Exercise objective: Reproduce the data in its entirety, exactly as supplied.

Stored items:
▶
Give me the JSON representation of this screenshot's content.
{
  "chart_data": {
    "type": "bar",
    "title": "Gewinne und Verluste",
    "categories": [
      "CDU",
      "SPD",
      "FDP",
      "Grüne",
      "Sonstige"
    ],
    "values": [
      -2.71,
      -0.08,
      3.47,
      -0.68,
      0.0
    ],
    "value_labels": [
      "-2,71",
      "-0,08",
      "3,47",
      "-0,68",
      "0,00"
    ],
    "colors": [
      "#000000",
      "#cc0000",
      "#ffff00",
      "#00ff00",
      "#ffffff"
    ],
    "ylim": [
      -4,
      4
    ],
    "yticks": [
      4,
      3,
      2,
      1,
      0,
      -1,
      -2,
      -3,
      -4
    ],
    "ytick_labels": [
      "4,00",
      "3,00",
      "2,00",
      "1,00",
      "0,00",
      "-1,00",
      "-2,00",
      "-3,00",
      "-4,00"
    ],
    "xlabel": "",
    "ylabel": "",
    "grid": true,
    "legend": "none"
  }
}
◀
Response to the task:
Give me the JSON representation of this screenshot's content.
{
  "chart_data": {
    "type": "bar",
    "title": "Gewinne und Verluste",
    "categories": [
      "CDU",
      "SPD",
      "FDP",
      "Grüne",
      "Sonstige"
    ],
    "values": [
      -2.71,
      -0.08,
      3.47,
      -0.68,
      0.0
    ],
    "value_labels": [
      "-2,71",
      "-0,08",
      "3,47",
      "-0,68",
      "0,00"
    ],
    "colors": [
      "#000000",
      "#cc0000",
      "#ffff00",
      "#00ff00",
      "#ffffff"
    ],
    "ylim": [
      -4,
      4
    ],
    "yticks": [
      4,
      3,
      2,
      1,
      0,
      -1,
      -2,
      -3,
      -4
    ],
    "ytick_labels": [
      "4,00",
      "3,00",
      "2,00",
      "1,00",
      "0,00",
      "-1,00",
      "-2,00",
      "-3,00",
      "-4,00"
    ],
    "xlabel": "",
    "ylabel": "",
    "grid": true,
    "legend": "none"
  }
}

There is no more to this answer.